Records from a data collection
* * * * *

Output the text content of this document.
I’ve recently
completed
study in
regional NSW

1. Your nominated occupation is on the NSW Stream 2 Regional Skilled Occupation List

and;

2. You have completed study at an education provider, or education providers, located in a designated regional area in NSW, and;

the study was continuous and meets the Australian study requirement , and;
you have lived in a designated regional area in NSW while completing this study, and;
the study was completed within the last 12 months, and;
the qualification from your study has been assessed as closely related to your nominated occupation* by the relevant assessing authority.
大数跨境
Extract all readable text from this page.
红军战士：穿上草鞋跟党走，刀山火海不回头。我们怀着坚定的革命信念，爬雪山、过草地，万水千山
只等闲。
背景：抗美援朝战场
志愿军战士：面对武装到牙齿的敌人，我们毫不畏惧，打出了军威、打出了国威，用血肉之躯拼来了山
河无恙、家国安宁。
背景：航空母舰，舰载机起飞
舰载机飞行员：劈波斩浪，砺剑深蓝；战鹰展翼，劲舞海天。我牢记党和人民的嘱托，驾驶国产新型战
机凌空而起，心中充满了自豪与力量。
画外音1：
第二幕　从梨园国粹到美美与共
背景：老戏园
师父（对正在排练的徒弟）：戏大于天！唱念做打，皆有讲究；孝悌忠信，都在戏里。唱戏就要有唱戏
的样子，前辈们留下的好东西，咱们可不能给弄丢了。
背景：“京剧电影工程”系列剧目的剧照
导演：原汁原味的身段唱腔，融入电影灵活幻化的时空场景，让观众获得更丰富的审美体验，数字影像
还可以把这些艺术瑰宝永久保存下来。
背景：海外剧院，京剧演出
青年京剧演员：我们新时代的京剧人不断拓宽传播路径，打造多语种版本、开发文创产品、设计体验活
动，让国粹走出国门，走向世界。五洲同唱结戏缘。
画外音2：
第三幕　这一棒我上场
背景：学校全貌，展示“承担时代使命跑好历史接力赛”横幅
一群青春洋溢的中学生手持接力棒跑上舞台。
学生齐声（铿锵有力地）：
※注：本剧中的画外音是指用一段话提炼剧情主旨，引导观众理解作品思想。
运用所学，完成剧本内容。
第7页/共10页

* * * * *

EXERCISE:
Please set down the whole listing above without altering a single line.

RESULT FOR THIS EXERCISE:
Output the text content of this document.
I’ve recently
completed
study in
regional NSW

1. Your nominated occupation is on the NSW Stream 2 Regional Skilled Occupation List

and;

2. You have completed study at an education provider, or education providers, located in a designated regional area in NSW, and;

the study was continuous and meets the Australian study requirement , and;
you have lived in a designated regional area in NSW while completing this study, and;
the study was completed within the last 12 months, and;
the qualification from your study has been assessed as closely related to your nominated occupation* by the relevant assessing authority.
大数跨境
Extract all readable text from this page.
红军战士：穿上草鞋跟党走，刀山火海不回头。我们怀着坚定的革命信念，爬雪山、过草地，万水千山
只等闲。
背景：抗美援朝战场
志愿军战士：面对武装到牙齿的敌人，我们毫不畏惧，打出了军威、打出了国威，用血肉之躯拼来了山
河无恙、家国安宁。
背景：航空母舰，舰载机起飞
舰载机飞行员：劈波斩浪，砺剑深蓝；战鹰展翼，劲舞海天。我牢记党和人民的嘱托，驾驶国产新型战
机凌空而起，心中充满了自豪与力量。
画外音1：
第二幕　从梨园国粹到美美与共
背景：老戏园
师父（对正在排练的徒弟）：戏大于天！唱念做打，皆有讲究；孝悌忠信，都在戏里。唱戏就要有唱戏
的样子，前辈们留下的好东西，咱们可不能给弄丢了。
背景：“京剧电影工程”系列剧目的剧照
导演：原汁原味的身段唱腔，融入电影灵活幻化的时空场景，让观众获得更丰富的审美体验，数字影像
还可以把这些艺术瑰宝永久保存下来。
背景：海外剧院，京剧演出
青年京剧演员：我们新时代的京剧人不断拓宽传播路径，打造多语种版本、开发文创产品、设计体验活
动，让国粹走出国门，走向世界。五洲同唱结戏缘。
画外音2：
第三幕　这一棒我上场
背景：学校全貌，展示“承担时代使命跑好历史接力赛”横幅
一群青春洋溢的中学生手持接力棒跑上舞台。
学生齐声（铿锵有力地）：
※注：本剧中的画外音是指用一段话提炼剧情主旨，引导观众理解作品思想。
运用所学，完成剧本内容。
第7页/共10页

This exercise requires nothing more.